## OBJECTIVE
Find and copy every line in the records that includes the string "Bildungstrend".

Dataset items:
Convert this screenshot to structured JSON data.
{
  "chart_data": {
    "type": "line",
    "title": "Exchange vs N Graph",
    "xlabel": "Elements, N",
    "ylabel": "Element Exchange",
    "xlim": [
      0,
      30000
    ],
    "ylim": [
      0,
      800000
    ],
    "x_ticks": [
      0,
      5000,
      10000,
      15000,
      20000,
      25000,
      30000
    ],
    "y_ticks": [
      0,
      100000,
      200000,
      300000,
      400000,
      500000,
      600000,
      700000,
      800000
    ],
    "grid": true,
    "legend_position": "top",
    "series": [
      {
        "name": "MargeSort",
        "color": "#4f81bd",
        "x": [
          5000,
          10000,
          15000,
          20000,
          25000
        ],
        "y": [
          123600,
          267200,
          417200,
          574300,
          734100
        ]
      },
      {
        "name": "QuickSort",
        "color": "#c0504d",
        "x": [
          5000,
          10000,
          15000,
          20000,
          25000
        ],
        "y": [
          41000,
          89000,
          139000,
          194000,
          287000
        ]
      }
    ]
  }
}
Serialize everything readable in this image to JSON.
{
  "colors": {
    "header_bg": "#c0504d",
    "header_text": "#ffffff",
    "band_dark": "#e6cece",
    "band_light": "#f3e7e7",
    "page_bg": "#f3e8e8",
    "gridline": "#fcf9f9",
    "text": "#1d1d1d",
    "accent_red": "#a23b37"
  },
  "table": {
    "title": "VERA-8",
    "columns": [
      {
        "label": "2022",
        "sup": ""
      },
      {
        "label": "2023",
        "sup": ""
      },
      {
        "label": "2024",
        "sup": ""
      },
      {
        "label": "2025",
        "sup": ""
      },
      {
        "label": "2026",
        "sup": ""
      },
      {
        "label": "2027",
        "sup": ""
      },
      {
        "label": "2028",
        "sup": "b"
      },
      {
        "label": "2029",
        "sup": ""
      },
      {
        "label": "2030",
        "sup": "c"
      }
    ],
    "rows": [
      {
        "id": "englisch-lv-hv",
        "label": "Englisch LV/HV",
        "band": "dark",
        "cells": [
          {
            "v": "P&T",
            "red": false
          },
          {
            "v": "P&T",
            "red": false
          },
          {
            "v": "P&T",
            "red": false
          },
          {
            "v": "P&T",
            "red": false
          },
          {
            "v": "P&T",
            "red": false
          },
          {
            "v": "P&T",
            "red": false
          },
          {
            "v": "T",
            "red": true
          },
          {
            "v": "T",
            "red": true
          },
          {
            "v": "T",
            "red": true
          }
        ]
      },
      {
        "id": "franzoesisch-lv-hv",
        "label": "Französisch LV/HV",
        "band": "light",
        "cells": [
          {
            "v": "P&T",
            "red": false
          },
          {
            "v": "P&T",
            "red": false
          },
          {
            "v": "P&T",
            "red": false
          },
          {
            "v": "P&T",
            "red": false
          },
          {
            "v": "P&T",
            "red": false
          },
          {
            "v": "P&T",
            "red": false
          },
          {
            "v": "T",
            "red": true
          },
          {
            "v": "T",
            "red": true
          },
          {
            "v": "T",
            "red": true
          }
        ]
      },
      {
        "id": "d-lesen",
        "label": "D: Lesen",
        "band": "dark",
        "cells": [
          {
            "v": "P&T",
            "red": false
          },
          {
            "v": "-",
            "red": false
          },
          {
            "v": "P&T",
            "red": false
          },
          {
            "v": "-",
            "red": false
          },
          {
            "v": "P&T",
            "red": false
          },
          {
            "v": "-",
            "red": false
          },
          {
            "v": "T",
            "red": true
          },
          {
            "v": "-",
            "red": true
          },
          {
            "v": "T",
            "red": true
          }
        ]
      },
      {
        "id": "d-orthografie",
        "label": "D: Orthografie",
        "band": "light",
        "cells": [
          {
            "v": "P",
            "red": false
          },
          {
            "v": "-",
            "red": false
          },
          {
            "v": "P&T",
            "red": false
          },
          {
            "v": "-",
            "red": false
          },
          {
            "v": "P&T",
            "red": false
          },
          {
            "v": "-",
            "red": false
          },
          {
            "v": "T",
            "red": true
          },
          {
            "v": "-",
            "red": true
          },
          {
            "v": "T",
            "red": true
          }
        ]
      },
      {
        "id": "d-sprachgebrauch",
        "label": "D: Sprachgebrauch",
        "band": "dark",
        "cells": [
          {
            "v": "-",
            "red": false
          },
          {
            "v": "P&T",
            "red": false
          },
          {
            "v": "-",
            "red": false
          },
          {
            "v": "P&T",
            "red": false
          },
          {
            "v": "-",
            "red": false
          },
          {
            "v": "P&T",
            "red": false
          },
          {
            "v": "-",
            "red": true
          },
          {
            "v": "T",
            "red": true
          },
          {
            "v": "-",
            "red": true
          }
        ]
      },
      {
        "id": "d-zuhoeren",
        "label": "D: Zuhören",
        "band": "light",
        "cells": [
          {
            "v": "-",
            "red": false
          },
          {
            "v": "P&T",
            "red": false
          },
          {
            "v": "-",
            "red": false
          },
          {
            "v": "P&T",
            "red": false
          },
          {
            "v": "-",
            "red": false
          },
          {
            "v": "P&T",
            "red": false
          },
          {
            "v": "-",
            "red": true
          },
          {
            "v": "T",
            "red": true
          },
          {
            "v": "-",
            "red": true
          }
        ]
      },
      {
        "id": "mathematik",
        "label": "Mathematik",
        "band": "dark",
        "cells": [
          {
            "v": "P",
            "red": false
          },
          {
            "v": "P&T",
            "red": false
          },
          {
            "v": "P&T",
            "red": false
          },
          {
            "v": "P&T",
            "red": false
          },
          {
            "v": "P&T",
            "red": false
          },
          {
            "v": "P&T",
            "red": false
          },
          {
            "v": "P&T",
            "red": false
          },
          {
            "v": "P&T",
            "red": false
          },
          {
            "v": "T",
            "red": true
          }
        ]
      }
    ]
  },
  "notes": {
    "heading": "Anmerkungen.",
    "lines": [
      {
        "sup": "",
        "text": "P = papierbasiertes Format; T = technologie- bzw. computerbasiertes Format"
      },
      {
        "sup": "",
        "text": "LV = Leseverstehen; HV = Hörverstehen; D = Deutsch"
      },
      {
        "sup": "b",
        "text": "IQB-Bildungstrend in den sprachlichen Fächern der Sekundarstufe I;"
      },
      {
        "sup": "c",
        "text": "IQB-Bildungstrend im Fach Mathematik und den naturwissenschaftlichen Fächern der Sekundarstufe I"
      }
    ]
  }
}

## ANSWER TO THIS PROBLEM
        "text": "IQB-Bildungstrend in den sprachlichen Fächern der Sekundarstufe I;"
        "text": "IQB-Bildungstrend im Fach Mathematik und den naturwissenschaftlichen Fächern der Sekundarstufe I"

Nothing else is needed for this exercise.